* GIVEN PROBLEM *
Collect all lines from the listing that include the string "measured".
»»
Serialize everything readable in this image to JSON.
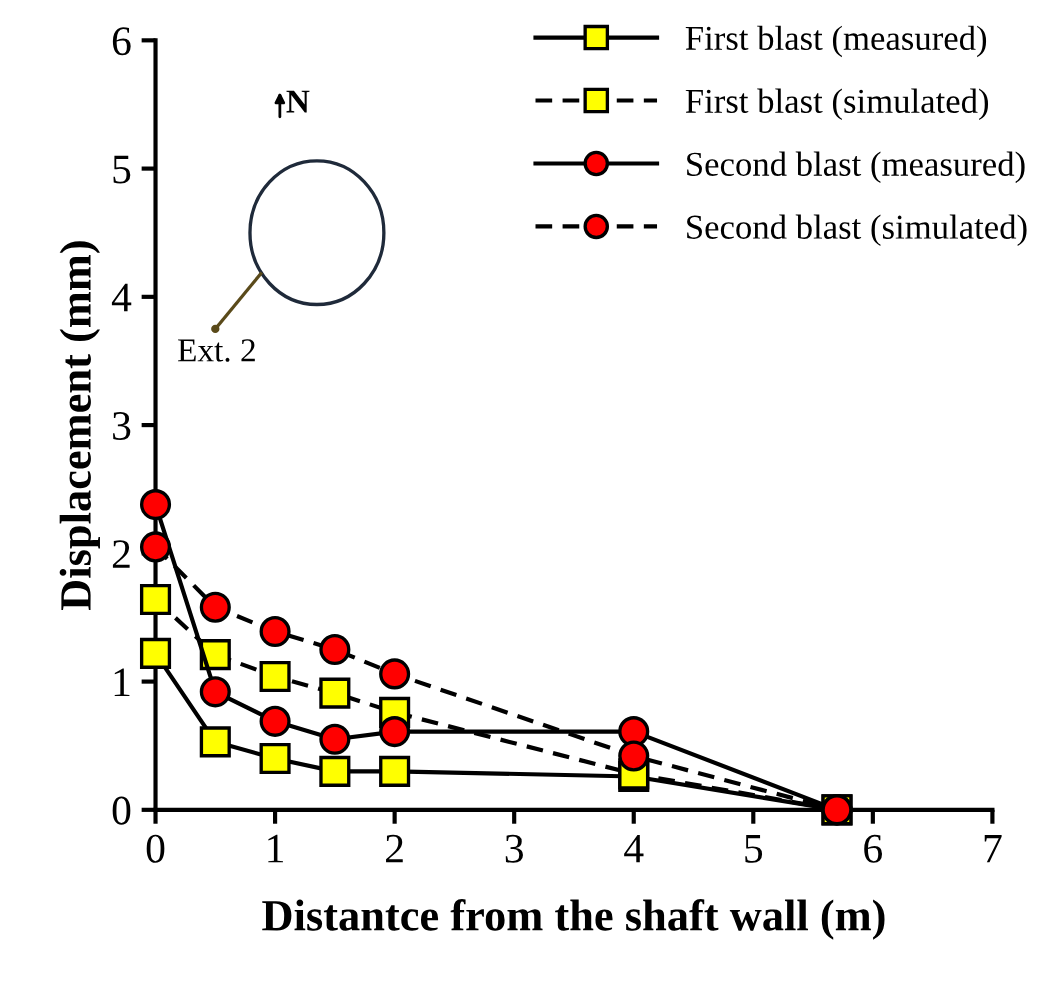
{
  "chart_data": {
    "type": "line",
    "xlabel": "Distantce from the shaft wall (m)",
    "ylabel": "Displacement (mm)",
    "xlim": [
      0,
      7
    ],
    "xticks": [
      0,
      1,
      2,
      3,
      4,
      5,
      6,
      7
    ],
    "ylim": [
      0,
      6
    ],
    "yticks": [
      0,
      1,
      2,
      3,
      4,
      5,
      6
    ],
    "grid": false,
    "legend": "top right",
    "annotations": [
      "N",
      "Ext. 2"
    ],
    "series": [
      {
        "name": "First blast (measured)",
        "color": "#ffff00",
        "marker": "square",
        "line_style": "solid",
        "x": [
          0,
          0.5,
          1,
          1.5,
          2,
          4,
          5.7
        ],
        "values": [
          1.22,
          0.53,
          0.4,
          0.3,
          0.3,
          0.26,
          0
        ]
      },
      {
        "name": "First blast (simulated)",
        "color": "#ffff00",
        "marker": "square",
        "line_style": "dashed",
        "x": [
          0,
          0.5,
          1,
          1.5,
          2,
          4,
          5.7
        ],
        "values": [
          1.64,
          1.21,
          1.04,
          0.91,
          0.76,
          0.28,
          0
        ]
      },
      {
        "name": "Second blast (measured)",
        "color": "#ff0000",
        "marker": "circle",
        "line_style": "solid",
        "x": [
          0,
          0.5,
          1,
          1.5,
          2,
          4,
          5.7
        ],
        "values": [
          2.38,
          0.92,
          0.69,
          0.55,
          0.61,
          0.61,
          0
        ]
      },
      {
        "name": "Second blast (simulated)",
        "color": "#ff0000",
        "marker": "circle",
        "line_style": "dashed",
        "x": [
          0,
          0.5,
          1,
          1.5,
          2,
          4,
          5.7
        ],
        "values": [
          2.05,
          1.58,
          1.39,
          1.25,
          1.06,
          0.42,
          0
        ]
      }
    ]
  }
}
««
* THE ANSWER *
        "name": "First blast (measured)",
        "name": "Second blast (measured)",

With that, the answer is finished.